• _Task instructions_
Track down the lines that contain "个小朋友" and copy them.

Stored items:
* begin *

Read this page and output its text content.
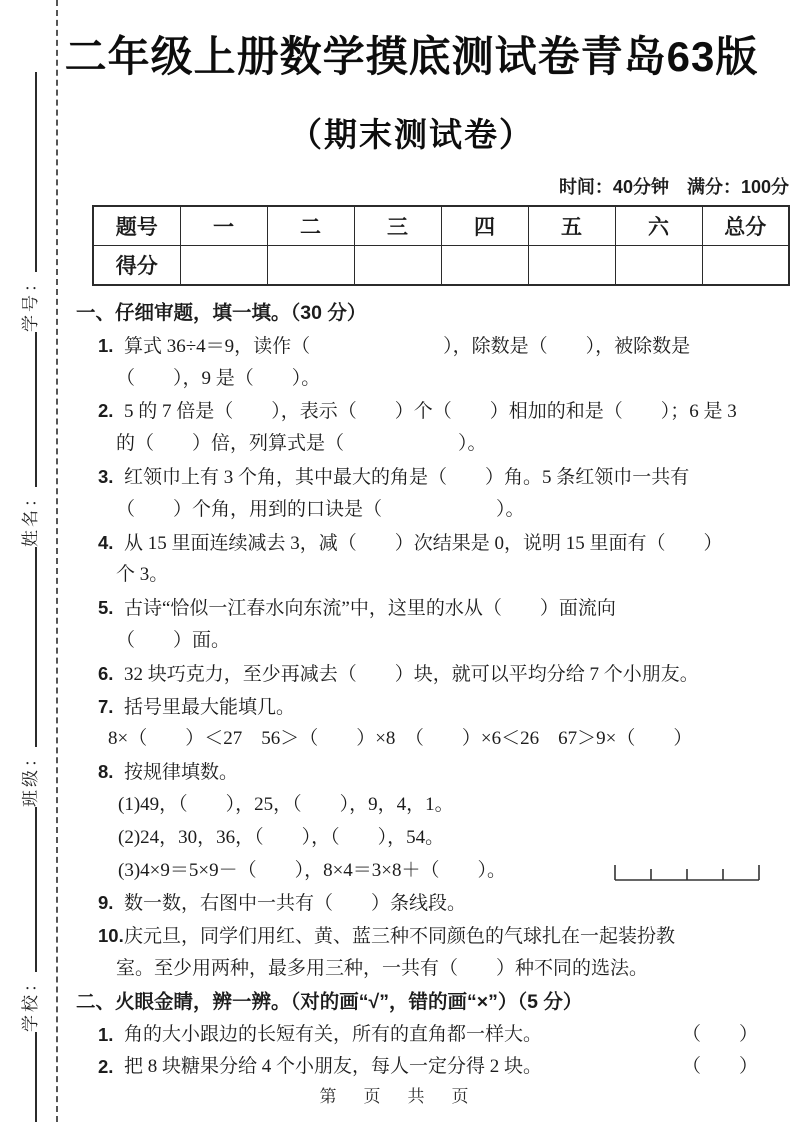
学校：
班级：
姓名：
学号：
二年级上册数学摸底测试卷青岛63版
（期末测试卷）
时间：40分钟　满分：100分
题号	一	二	三	四	五	六	总分
得分							
一、仔细审题，填一填。（30 分）
1. 算式 36÷4＝9，读作（　　　　　　　），除数是（　　），被除数是
（　　），9 是（　　）。
2. 5 的 7 倍是（　　），表示（　　）个（　　）相加的和是（　　）；6 是 3
的（　　）倍，列算式是（　　　　　　）。
3. 红领巾上有 3 个角，其中最大的角是（　　）角。5 条红领巾一共有
（　　）个角，用到的口诀是（　　　　　　）。
4. 从 15 里面连续减去 3，减（　　）次结果是 0，说明 15 里面有（　　）
个 3。
5. 古诗“恰似一江春水向东流”中，这里的水从（　　）面流向
（　　）面。
6. 32 块巧克力，至少再减去（　　）块，就可以平均分给 7 个小朋友。
7. 括号里最大能填几。
8×（　　）＜27　56＞（　　）×8　（　　）×6＜26　67＞9×（　　）
8. 按规律填数。
(1)49，（　　），25，（　　），9，4，1。
(2)24，30，36，（　　），（　　），54。
(3)4×9＝5×9－（　　），8×4＝3×8＋（　　）。
9. 数一数，右图中一共有（　　）条线段。
10.庆元旦，同学们用红、黄、蓝三种不同颜色的气球扎在一起装扮教
室。至少用两种，最多用三种，一共有（　　）种不同的选法。
二、火眼金睛，辨一辨。（对的画“√”，错的画“×”）（5 分）
1. 角的大小跟边的长短有关，所有的直角都一样大。	（　　）
2. 把 8 块糖果分给 4 个小朋友，每人一定分得 2 块。	（　　）
第　页　共　页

* end *

• _Output of the exercise_
6. 32 块巧克力，至少再减去（　　）块，就可以平均分给 7 个小朋友。
2. 把 8 块糖果分给 4 个小朋友，每人一定分得 2 块。	（　　）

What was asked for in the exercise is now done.